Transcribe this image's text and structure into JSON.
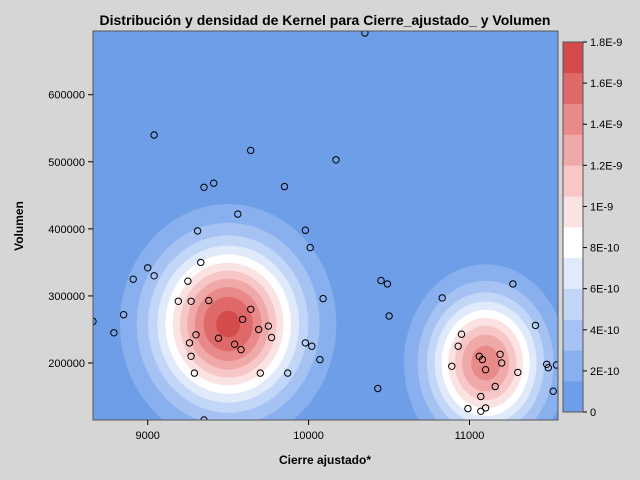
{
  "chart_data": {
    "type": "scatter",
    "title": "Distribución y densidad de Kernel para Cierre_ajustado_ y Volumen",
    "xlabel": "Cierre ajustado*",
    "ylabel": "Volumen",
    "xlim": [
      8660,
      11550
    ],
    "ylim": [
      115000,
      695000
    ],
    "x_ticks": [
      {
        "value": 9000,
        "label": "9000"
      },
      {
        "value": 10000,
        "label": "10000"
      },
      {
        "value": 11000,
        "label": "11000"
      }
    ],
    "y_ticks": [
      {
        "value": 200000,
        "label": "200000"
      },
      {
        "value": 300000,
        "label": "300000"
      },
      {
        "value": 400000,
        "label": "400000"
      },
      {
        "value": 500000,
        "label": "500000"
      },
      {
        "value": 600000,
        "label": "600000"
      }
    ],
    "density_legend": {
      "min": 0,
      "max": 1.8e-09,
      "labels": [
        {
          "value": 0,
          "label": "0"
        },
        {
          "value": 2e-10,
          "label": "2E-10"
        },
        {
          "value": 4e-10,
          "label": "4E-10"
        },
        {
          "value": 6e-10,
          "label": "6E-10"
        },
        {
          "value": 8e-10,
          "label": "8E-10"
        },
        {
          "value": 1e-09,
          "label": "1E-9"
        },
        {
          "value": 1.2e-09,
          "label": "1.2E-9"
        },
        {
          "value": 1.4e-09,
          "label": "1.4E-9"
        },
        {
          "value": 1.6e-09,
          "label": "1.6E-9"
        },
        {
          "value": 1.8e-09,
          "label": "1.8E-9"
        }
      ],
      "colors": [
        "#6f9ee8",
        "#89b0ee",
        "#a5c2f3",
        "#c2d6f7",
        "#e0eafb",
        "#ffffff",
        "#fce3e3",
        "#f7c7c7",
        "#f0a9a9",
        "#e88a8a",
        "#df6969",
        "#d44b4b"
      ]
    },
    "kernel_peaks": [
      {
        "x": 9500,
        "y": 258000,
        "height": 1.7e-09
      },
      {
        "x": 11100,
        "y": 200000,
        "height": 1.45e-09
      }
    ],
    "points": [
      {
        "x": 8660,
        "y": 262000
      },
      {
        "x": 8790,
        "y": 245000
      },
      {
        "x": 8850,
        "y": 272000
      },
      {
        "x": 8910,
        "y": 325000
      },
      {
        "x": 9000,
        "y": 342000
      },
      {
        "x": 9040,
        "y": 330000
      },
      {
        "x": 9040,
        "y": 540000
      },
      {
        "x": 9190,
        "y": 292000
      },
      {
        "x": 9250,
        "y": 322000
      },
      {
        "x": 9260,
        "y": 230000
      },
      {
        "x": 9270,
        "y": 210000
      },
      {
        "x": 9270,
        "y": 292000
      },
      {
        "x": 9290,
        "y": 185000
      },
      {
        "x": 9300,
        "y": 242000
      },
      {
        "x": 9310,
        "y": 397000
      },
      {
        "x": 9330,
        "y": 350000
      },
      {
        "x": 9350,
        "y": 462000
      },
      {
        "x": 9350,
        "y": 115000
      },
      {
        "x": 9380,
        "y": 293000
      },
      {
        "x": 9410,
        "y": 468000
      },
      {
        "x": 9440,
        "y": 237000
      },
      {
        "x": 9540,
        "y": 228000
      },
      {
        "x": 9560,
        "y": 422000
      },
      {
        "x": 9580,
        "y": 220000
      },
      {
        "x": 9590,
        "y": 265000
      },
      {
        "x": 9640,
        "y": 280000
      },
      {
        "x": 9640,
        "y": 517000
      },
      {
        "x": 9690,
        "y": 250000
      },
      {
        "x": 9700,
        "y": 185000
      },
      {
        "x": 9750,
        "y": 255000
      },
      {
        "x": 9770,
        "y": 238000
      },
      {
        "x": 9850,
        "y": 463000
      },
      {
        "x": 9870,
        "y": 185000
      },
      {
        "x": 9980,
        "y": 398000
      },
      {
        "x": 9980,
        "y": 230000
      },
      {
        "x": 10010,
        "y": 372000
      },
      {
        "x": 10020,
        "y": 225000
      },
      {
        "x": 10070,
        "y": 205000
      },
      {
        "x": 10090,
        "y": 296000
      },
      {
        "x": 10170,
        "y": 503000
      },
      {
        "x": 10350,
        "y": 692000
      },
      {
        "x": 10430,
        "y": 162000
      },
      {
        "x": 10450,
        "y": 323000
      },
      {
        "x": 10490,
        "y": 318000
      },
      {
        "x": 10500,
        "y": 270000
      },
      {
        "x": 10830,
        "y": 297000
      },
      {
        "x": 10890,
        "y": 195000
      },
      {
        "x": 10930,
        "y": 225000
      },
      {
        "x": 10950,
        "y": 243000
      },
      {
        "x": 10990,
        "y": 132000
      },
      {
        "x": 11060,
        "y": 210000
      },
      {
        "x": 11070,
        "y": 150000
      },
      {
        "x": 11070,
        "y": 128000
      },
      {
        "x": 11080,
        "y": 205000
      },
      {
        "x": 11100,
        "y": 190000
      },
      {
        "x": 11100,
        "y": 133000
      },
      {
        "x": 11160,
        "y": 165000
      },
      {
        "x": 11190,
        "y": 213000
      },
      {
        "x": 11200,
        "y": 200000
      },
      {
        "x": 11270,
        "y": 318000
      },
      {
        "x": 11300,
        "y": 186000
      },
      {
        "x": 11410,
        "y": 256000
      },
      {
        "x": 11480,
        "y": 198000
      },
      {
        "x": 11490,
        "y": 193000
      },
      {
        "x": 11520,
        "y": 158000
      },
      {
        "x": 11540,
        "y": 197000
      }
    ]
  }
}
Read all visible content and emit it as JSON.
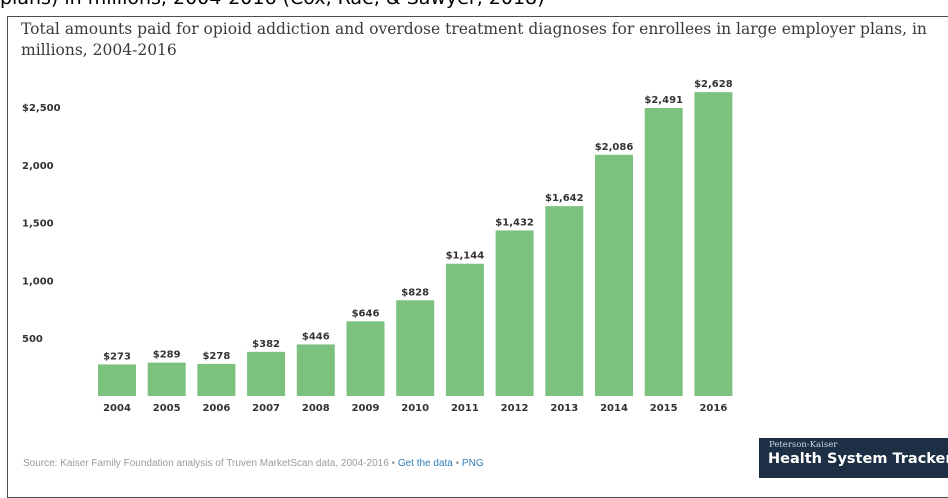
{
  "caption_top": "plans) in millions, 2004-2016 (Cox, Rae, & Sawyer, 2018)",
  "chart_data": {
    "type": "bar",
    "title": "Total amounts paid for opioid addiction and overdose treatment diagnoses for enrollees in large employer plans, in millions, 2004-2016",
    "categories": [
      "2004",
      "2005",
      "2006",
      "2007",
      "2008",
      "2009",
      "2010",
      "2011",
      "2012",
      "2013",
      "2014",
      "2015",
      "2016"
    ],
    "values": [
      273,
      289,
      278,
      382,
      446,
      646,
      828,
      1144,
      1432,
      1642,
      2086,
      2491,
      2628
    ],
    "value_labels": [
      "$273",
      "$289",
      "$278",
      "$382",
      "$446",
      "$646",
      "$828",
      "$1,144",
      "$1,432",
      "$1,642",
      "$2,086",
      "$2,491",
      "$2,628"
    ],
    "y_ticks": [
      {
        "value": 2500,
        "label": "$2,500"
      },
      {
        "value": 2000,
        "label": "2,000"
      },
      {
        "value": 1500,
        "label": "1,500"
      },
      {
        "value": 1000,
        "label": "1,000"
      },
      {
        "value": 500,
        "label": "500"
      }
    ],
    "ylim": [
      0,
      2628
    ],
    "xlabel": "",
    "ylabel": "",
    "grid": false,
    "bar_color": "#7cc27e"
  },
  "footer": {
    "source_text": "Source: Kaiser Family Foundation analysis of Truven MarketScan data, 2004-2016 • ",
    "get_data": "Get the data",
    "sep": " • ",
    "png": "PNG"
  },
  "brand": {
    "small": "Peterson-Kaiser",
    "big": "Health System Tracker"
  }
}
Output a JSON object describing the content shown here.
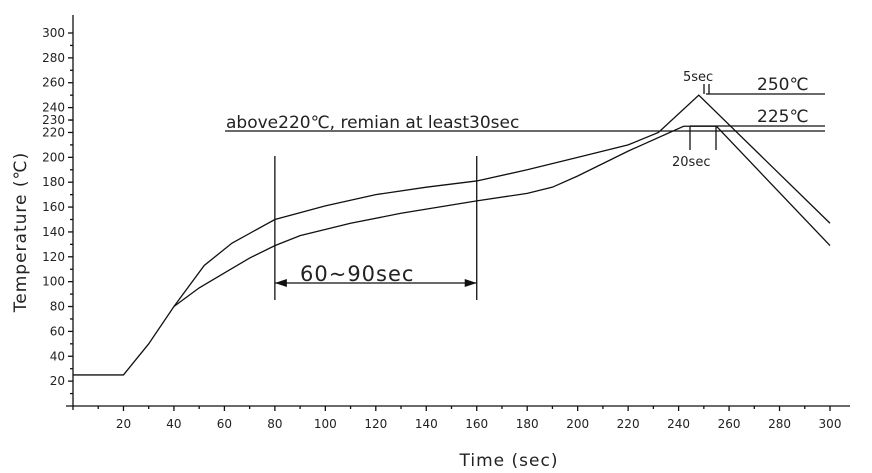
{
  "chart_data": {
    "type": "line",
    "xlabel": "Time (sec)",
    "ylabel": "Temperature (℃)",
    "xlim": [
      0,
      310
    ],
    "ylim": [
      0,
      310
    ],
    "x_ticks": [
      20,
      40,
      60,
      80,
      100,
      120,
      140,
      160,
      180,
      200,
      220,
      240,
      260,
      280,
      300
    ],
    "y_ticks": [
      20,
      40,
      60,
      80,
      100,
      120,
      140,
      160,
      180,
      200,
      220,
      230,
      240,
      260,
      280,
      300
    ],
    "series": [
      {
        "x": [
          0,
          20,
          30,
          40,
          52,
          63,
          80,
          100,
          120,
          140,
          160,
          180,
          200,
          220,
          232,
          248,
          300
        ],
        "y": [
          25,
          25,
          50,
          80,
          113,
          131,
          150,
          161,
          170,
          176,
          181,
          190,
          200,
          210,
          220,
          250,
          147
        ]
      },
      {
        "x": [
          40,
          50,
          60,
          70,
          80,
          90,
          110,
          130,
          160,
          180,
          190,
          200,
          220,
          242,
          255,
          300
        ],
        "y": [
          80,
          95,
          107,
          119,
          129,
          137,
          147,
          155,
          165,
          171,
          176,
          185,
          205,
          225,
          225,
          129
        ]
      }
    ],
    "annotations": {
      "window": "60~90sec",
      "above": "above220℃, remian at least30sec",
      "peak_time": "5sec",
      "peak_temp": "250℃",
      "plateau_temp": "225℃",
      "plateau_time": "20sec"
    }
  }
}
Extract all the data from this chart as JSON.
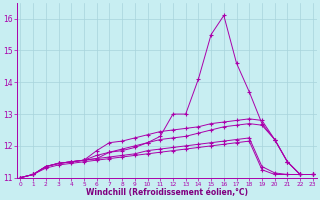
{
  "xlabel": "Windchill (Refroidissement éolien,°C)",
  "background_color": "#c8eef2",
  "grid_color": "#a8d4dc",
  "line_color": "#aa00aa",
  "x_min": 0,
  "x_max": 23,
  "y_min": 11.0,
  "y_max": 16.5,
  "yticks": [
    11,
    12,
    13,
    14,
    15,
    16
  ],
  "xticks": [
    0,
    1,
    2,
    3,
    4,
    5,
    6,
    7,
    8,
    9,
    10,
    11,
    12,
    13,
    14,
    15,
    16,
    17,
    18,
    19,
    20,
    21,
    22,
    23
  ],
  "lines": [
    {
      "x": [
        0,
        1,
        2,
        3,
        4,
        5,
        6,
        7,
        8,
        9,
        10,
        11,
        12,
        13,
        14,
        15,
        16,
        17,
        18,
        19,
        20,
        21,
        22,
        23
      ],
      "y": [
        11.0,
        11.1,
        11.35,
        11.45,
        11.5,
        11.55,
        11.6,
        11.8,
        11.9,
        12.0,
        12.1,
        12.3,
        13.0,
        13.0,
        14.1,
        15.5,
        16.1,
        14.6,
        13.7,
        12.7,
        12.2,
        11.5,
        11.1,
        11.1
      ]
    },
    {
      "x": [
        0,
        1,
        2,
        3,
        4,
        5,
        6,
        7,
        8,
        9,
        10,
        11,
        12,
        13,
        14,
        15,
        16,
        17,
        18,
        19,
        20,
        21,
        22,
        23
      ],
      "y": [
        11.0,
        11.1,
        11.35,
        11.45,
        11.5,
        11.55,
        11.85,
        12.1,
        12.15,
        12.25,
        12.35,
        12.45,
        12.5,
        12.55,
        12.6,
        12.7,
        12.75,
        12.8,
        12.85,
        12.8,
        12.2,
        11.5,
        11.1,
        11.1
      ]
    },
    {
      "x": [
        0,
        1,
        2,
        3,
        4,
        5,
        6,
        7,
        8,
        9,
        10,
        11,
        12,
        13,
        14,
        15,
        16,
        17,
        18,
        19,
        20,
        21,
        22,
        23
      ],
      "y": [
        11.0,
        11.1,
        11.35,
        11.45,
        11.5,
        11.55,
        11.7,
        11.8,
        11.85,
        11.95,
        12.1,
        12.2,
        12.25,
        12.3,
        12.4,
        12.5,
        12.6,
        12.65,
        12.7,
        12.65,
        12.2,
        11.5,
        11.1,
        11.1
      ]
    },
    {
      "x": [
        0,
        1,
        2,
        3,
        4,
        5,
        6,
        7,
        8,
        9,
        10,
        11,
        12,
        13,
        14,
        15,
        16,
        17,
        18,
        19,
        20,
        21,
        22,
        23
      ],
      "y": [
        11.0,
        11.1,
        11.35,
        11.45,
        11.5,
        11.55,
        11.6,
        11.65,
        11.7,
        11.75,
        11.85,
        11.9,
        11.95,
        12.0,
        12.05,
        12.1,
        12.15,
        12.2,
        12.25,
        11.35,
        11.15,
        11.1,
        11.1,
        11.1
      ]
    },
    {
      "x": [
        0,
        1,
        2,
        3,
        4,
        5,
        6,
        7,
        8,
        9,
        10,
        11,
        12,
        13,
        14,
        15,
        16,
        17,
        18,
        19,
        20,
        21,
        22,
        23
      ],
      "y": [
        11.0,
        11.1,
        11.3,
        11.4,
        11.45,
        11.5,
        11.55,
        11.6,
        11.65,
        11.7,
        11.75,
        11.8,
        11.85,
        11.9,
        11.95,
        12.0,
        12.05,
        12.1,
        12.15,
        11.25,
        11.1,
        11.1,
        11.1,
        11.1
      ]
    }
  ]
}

========================

(Exercise objective) Copy all lines from the data that hold the word "Kaiser".

(The output)
    "source_text": "Source: Kaiser Family Foundation analysis of Truven MarketScan data, 2004-2016 • ",
    "small": "Peterson-Kaiser",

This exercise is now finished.